Data shown —

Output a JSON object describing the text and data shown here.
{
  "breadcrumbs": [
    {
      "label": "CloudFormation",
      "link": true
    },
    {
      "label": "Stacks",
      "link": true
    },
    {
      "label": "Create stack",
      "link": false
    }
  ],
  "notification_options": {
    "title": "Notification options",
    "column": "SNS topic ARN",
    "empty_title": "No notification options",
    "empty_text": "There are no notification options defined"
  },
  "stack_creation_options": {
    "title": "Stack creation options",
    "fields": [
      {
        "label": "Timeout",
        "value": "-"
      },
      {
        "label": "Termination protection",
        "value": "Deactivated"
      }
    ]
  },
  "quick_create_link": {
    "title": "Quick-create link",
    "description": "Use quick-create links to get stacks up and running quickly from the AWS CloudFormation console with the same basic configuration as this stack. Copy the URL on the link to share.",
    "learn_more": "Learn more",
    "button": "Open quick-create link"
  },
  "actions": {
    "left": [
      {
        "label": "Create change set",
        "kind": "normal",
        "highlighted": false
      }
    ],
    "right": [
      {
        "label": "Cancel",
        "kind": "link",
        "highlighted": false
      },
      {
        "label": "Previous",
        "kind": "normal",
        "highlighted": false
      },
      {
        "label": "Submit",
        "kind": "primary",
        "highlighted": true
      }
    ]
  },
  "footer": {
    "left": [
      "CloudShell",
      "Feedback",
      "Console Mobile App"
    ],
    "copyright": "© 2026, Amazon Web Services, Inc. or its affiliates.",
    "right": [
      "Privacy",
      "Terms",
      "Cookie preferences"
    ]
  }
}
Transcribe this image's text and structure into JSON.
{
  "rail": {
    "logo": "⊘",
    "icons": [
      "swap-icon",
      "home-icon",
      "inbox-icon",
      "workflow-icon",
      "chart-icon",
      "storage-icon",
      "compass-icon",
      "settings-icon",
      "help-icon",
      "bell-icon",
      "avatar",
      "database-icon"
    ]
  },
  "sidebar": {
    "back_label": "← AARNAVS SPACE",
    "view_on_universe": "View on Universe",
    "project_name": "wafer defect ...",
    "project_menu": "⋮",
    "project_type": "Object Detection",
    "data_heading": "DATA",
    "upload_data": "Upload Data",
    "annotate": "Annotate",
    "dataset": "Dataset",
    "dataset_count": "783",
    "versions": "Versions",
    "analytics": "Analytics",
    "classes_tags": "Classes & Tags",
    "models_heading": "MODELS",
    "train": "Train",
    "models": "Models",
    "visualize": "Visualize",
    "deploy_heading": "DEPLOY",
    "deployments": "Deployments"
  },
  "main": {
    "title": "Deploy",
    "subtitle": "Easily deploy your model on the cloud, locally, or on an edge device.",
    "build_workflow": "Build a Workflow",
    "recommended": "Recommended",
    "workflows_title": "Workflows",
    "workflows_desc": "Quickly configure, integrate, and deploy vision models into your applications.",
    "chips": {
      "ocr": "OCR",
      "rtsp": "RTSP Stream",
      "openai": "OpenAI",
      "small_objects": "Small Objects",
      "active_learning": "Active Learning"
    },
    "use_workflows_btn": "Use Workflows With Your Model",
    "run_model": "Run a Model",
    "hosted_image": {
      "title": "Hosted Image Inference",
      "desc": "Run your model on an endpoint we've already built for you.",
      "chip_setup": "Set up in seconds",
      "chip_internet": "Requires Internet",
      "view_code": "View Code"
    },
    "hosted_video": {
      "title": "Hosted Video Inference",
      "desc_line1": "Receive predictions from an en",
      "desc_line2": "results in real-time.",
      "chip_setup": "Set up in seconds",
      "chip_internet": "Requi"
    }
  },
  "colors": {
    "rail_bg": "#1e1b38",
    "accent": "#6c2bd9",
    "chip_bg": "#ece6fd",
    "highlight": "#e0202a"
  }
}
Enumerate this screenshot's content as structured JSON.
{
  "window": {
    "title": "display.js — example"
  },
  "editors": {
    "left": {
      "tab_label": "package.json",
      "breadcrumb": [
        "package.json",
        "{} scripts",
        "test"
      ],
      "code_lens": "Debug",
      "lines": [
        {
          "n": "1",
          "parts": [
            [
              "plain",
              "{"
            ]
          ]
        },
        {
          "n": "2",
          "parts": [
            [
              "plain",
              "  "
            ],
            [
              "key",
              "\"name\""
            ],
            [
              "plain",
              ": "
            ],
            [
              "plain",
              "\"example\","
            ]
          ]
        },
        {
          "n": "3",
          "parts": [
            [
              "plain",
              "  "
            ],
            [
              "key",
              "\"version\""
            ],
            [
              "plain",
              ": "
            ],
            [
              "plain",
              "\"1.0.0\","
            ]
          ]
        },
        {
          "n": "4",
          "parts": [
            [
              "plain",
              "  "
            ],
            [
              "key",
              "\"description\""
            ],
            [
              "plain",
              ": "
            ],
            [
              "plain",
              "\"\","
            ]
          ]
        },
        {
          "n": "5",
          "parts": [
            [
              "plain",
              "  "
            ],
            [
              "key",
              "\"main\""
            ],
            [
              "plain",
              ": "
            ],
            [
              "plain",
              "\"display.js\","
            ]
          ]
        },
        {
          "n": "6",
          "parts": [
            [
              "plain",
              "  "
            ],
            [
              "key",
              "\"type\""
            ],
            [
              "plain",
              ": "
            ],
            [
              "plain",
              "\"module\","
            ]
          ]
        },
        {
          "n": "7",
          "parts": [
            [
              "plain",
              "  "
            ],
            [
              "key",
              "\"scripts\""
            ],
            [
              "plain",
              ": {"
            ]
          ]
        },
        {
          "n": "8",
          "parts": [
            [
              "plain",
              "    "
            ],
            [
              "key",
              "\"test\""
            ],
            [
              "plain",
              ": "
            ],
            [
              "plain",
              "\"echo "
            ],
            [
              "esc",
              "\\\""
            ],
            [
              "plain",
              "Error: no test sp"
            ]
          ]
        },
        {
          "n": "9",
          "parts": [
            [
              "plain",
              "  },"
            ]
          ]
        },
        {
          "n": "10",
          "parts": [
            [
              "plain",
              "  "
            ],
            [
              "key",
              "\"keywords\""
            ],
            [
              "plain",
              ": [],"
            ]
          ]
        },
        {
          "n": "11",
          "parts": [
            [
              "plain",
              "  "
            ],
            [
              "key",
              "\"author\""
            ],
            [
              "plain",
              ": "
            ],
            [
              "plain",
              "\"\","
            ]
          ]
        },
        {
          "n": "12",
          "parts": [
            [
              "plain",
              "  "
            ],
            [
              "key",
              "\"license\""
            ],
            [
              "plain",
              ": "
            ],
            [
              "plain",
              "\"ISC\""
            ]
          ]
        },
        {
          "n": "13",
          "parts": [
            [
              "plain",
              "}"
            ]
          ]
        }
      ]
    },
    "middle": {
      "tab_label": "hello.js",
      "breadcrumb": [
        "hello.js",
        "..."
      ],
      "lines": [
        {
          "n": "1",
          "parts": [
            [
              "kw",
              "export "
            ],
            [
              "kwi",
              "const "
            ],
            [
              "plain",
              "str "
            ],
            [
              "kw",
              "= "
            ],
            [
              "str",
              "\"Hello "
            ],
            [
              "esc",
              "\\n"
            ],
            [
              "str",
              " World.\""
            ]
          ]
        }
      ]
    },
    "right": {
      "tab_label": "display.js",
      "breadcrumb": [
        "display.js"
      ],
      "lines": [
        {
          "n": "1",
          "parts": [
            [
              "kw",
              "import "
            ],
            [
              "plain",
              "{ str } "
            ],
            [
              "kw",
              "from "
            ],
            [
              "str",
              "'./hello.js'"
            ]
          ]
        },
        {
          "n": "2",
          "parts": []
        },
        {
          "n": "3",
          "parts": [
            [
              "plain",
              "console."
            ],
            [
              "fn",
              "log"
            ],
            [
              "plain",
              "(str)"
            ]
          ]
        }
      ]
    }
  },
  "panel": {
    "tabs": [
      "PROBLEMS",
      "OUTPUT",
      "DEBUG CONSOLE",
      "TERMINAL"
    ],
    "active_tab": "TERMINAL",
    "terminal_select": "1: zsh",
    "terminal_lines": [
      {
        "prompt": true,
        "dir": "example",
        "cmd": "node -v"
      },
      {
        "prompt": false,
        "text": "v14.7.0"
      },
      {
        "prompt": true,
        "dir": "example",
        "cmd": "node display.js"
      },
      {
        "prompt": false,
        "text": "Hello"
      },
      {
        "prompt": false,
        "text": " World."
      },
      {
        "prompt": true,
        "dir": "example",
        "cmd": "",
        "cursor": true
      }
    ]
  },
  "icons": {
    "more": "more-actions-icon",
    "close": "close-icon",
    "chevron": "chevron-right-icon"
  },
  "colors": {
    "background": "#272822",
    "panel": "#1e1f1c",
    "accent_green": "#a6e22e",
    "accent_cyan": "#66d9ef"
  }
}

Goal — Among the lines of the data above, count those holding "View" and state only the number.

Response to the task — 2